## What this task involves
Pick out every line holding the string "name" and copy it.
====
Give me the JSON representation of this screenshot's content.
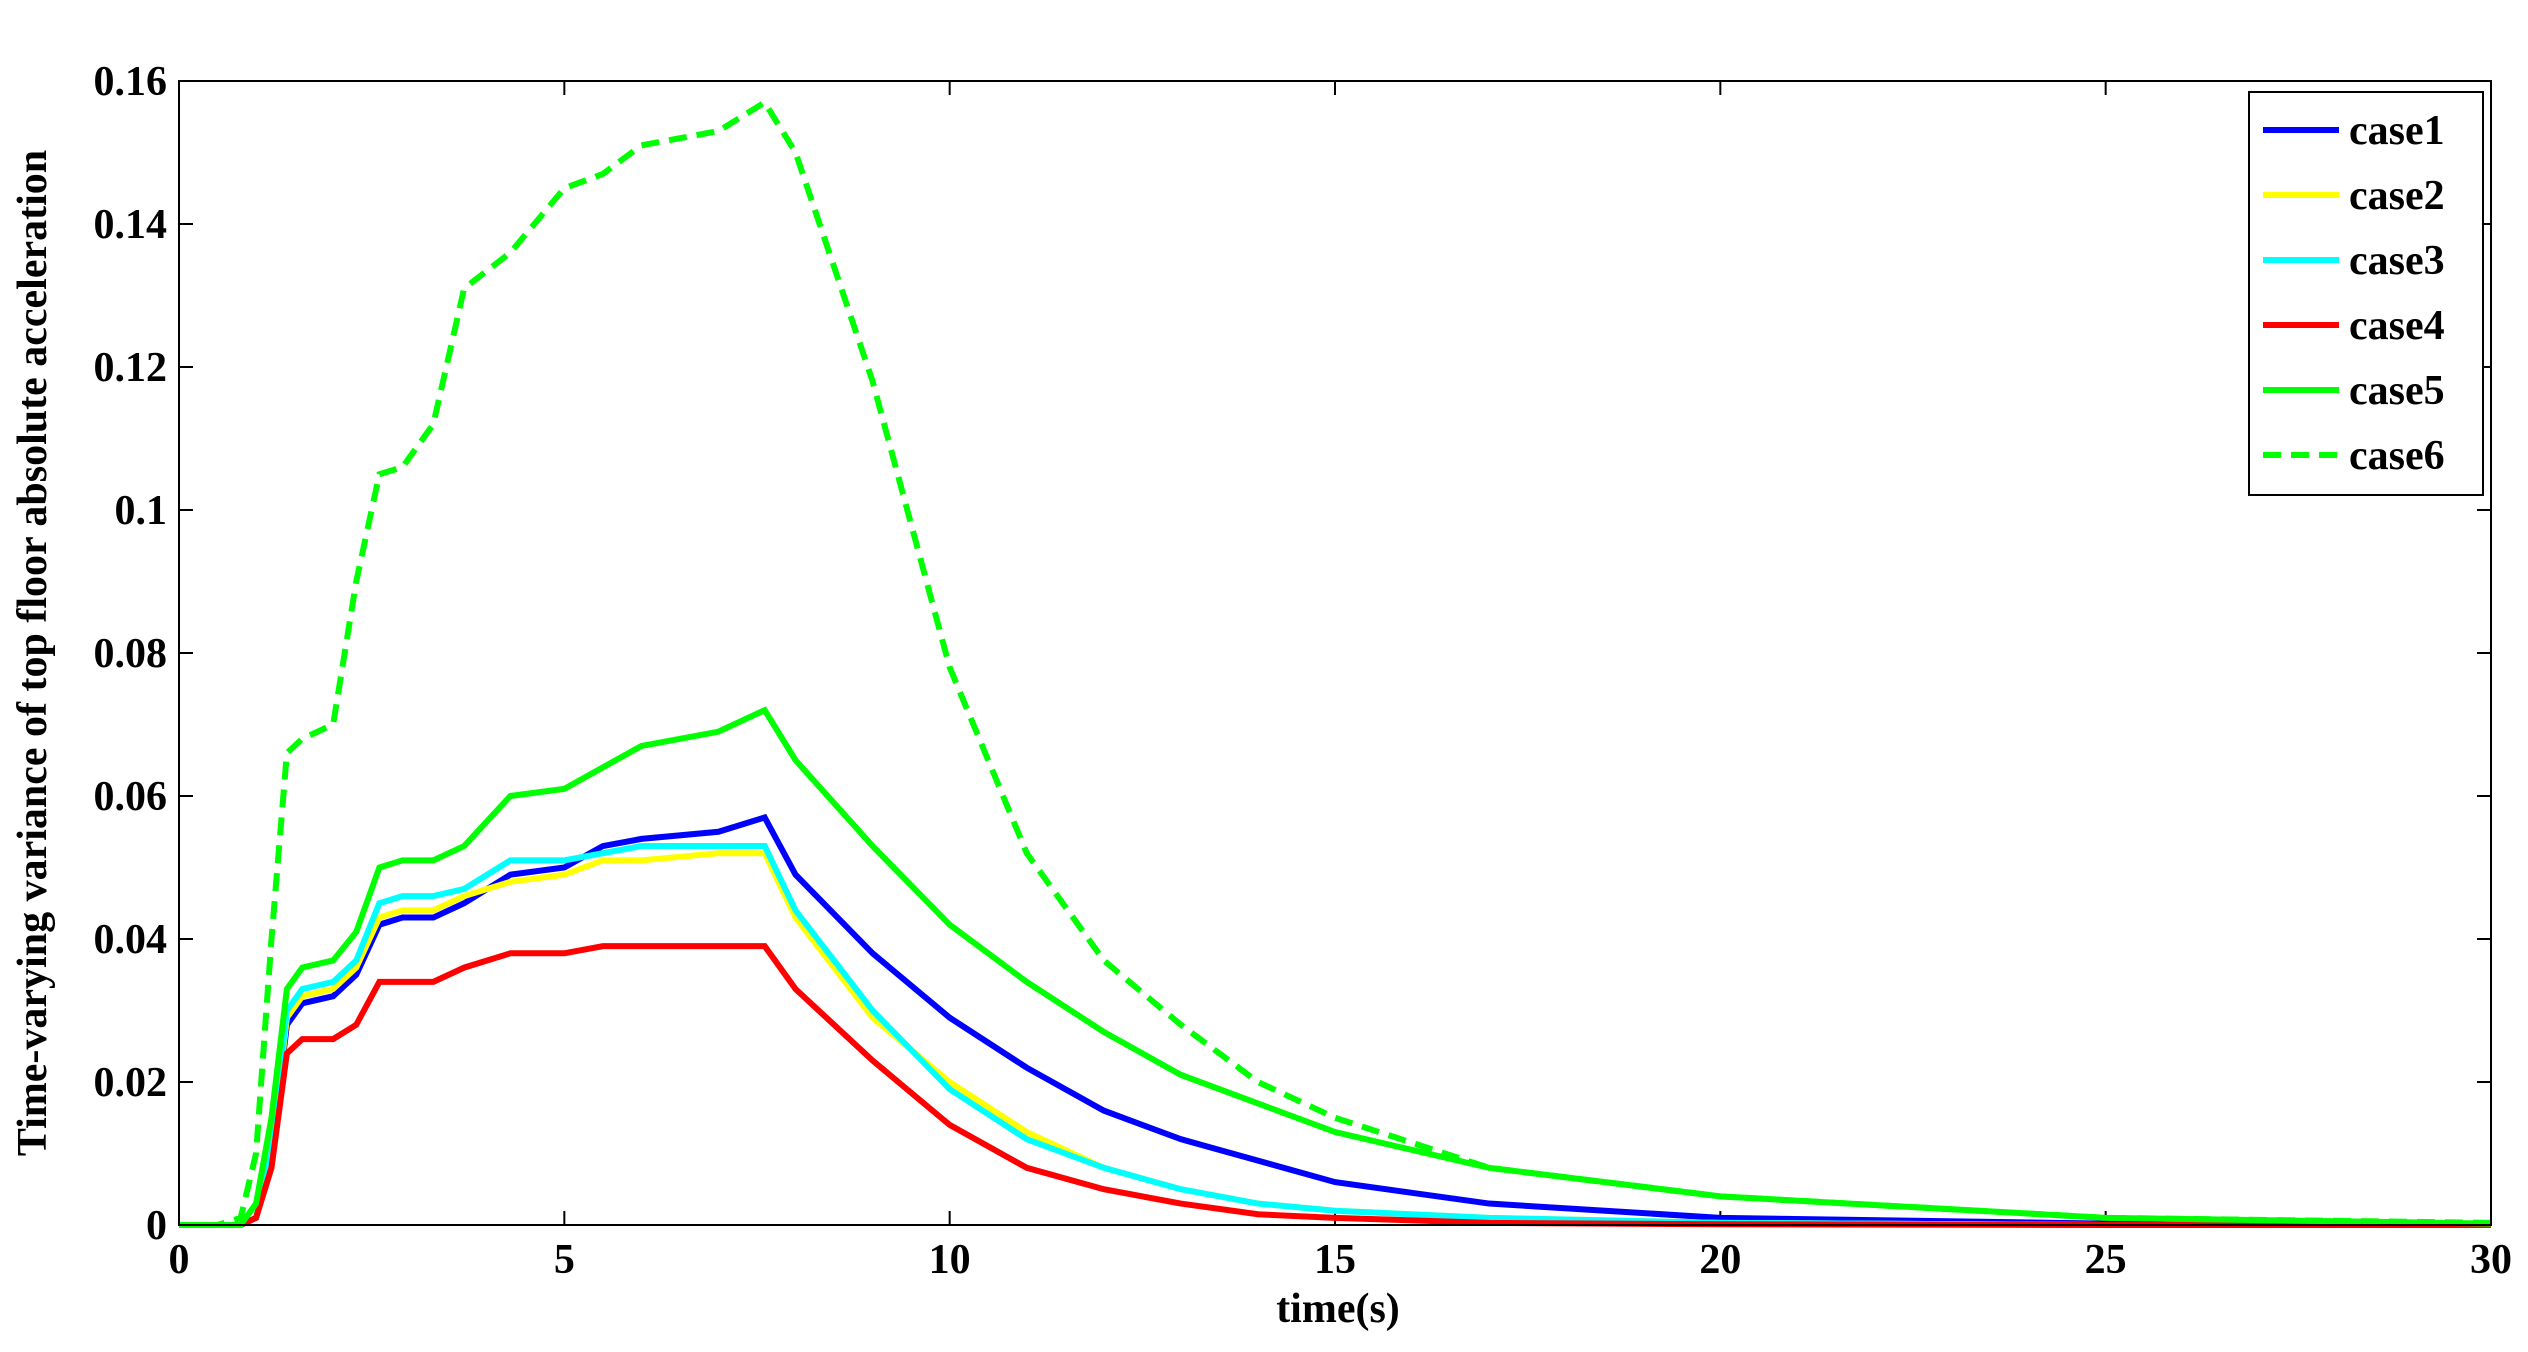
{
  "chart_data": {
    "type": "line",
    "xlabel": "time(s)",
    "ylabel": "Time-varying variance of top floor absolute acceleration",
    "x": [
      0,
      0.5,
      0.8,
      1,
      1.2,
      1.4,
      1.6,
      2,
      2.3,
      2.6,
      2.9,
      3.3,
      3.7,
      4.3,
      5,
      5.5,
      6,
      7,
      7.6,
      8,
      9,
      10,
      11,
      12,
      13,
      14,
      15,
      17,
      20,
      25,
      30
    ],
    "series": [
      {
        "name": "case1",
        "color": "#0000ff",
        "dash": "solid",
        "values": [
          0,
          0,
          0,
          0.001,
          0.01,
          0.028,
          0.031,
          0.032,
          0.035,
          0.042,
          0.043,
          0.043,
          0.045,
          0.049,
          0.05,
          0.053,
          0.054,
          0.055,
          0.057,
          0.049,
          0.038,
          0.029,
          0.022,
          0.016,
          0.012,
          0.009,
          0.006,
          0.003,
          0.001,
          0.0002,
          0
        ]
      },
      {
        "name": "case2",
        "color": "#ffff00",
        "dash": "solid",
        "values": [
          0,
          0,
          0,
          0.001,
          0.01,
          0.029,
          0.032,
          0.033,
          0.036,
          0.043,
          0.044,
          0.044,
          0.046,
          0.048,
          0.049,
          0.051,
          0.051,
          0.052,
          0.052,
          0.043,
          0.029,
          0.02,
          0.013,
          0.008,
          0.005,
          0.003,
          0.002,
          0.001,
          0.0003,
          0,
          0
        ]
      },
      {
        "name": "case3",
        "color": "#00ffff",
        "dash": "solid",
        "values": [
          0,
          0,
          0,
          0.001,
          0.01,
          0.03,
          0.033,
          0.034,
          0.037,
          0.045,
          0.046,
          0.046,
          0.047,
          0.051,
          0.051,
          0.052,
          0.053,
          0.053,
          0.053,
          0.044,
          0.03,
          0.019,
          0.012,
          0.008,
          0.005,
          0.003,
          0.002,
          0.001,
          0.0003,
          0,
          0
        ]
      },
      {
        "name": "case4",
        "color": "#ff0000",
        "dash": "solid",
        "values": [
          0,
          0,
          0,
          0.001,
          0.008,
          0.024,
          0.026,
          0.026,
          0.028,
          0.034,
          0.034,
          0.034,
          0.036,
          0.038,
          0.038,
          0.039,
          0.039,
          0.039,
          0.039,
          0.033,
          0.023,
          0.014,
          0.008,
          0.005,
          0.003,
          0.0015,
          0.001,
          0.0003,
          0.0001,
          0,
          0
        ]
      },
      {
        "name": "case5",
        "color": "#00ff00",
        "dash": "solid",
        "values": [
          0,
          0,
          0,
          0.003,
          0.015,
          0.033,
          0.036,
          0.037,
          0.041,
          0.05,
          0.051,
          0.051,
          0.053,
          0.06,
          0.061,
          0.064,
          0.067,
          0.069,
          0.072,
          0.065,
          0.053,
          0.042,
          0.034,
          0.027,
          0.021,
          0.017,
          0.013,
          0.008,
          0.004,
          0.001,
          0.0002
        ]
      },
      {
        "name": "case6",
        "color": "#00ff00",
        "dash": "dashed",
        "values": [
          0,
          0,
          0.001,
          0.01,
          0.04,
          0.066,
          0.068,
          0.07,
          0.09,
          0.105,
          0.106,
          0.112,
          0.131,
          0.136,
          0.145,
          0.147,
          0.151,
          0.153,
          0.157,
          0.15,
          0.118,
          0.078,
          0.052,
          0.037,
          0.028,
          0.02,
          0.015,
          0.008,
          0.004,
          0.001,
          0.0003
        ]
      }
    ],
    "xlim": [
      0,
      30
    ],
    "xticks": [
      0,
      5,
      10,
      15,
      20,
      25,
      30
    ],
    "ylim": [
      0,
      0.16
    ],
    "yticks": [
      0,
      0.02,
      0.04,
      0.06,
      0.08,
      0.1,
      0.12,
      0.14,
      0.16
    ],
    "legend": "upper right"
  }
}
====
## Finished exercise
        "name": "case1",
        "name": "case2",
        "name": "case3",
        "name": "case4",
        "name": "case5",
        "name": "case6",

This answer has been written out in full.